(RAW DATA Opens)

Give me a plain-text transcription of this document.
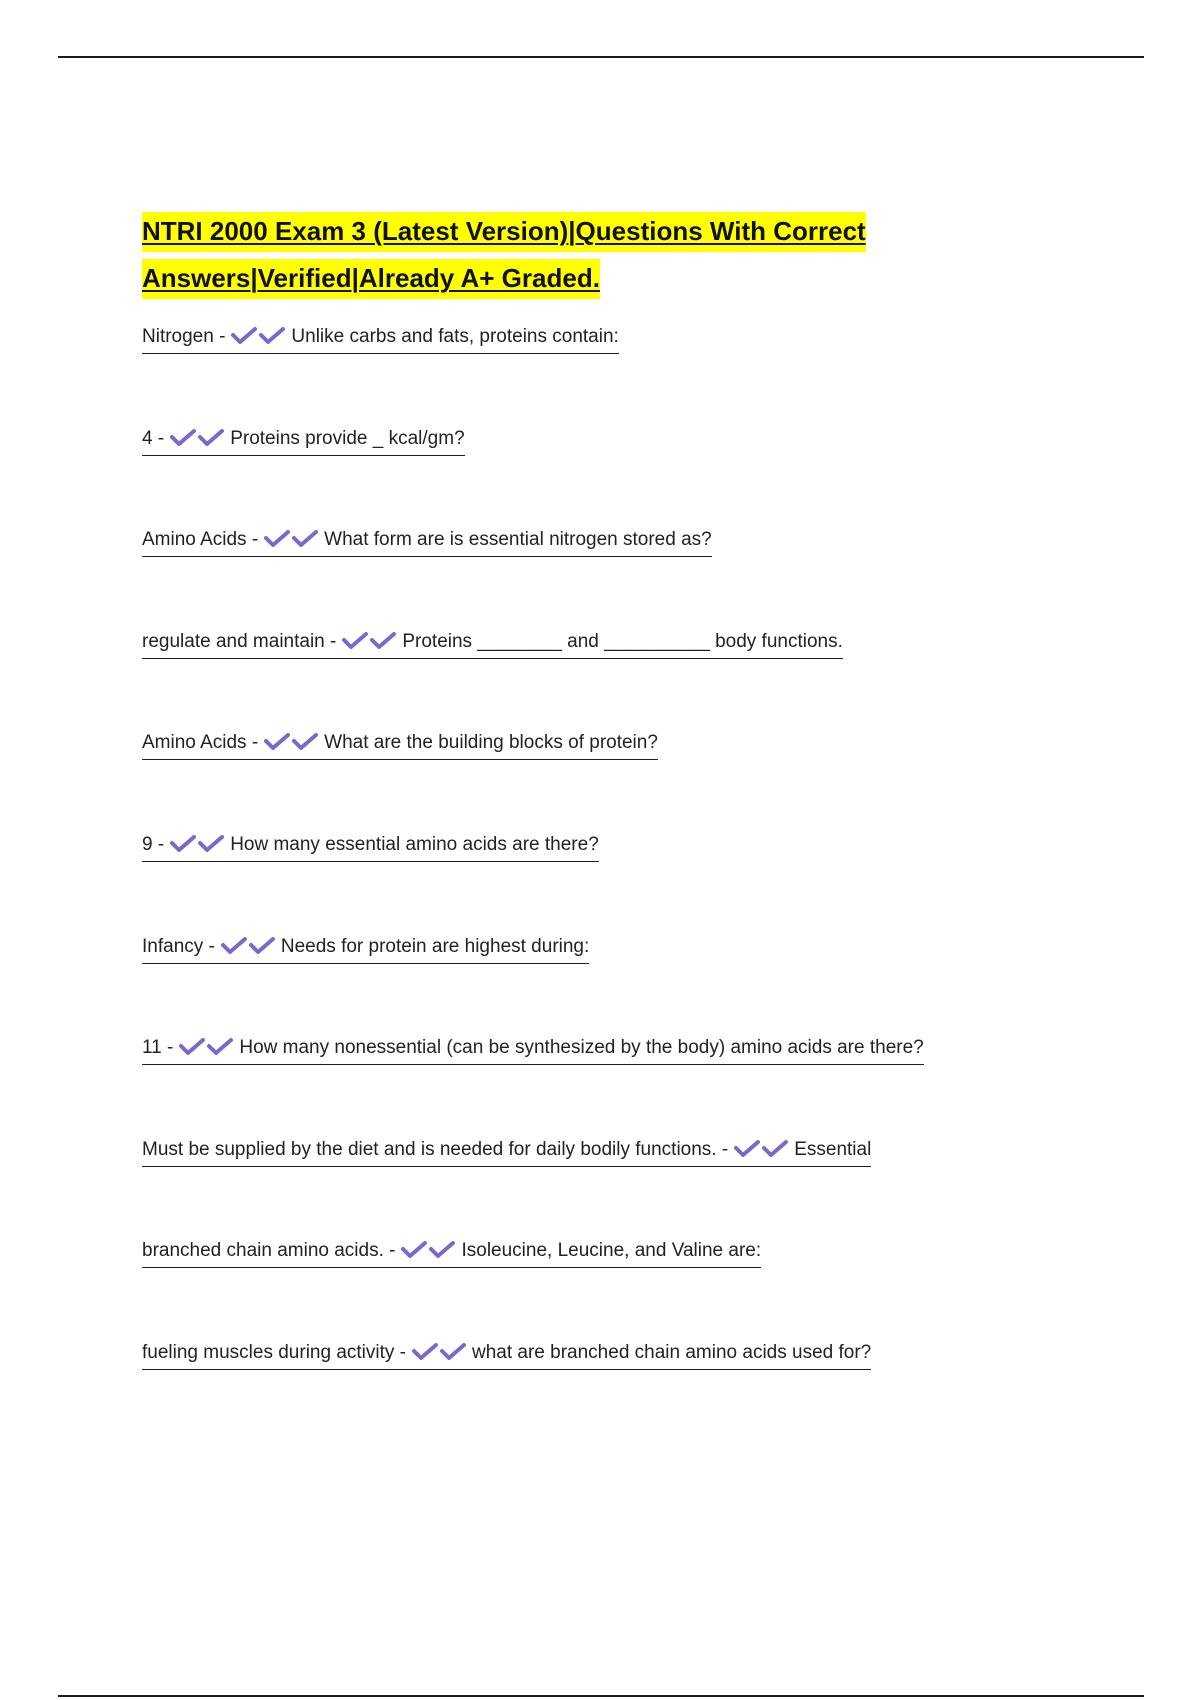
NTRI 2000 Exam 3 (Latest Version)|Questions With Correct
Answers|Verified|Already A+ Graded.
Nitrogen -	Unlike carbs and fats, proteins contain:
4 -	Proteins provide _ kcal/gm?
Amino Acids -	What form are is essential nitrogen stored as?
regulate and maintain -	Proteins ________ and __________ body functions.
Amino Acids -	What are the building blocks of protein?
9 -	How many essential amino acids are there?
Infancy -	Needs for protein are highest during:
11 -	How many nonessential (can be synthesized by the body) amino acids are there?
Must be supplied by the diet and is needed for daily bodily functions. -	Essential
branched chain amino acids. -	Isoleucine, Leucine, and Valine are:
fueling muscles during activity -	what are branched chain amino acids used for?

(RAW DATA Closes)

PROBLEM TO SOLVE: In the entries above, find every line holding the word "functions" and copy it out.

SOLUTION TO THIS PROBLEM:
regulate and maintain -	Proteins ________ and __________ body functions.
Must be supplied by the diet and is needed for daily bodily functions. -	Essential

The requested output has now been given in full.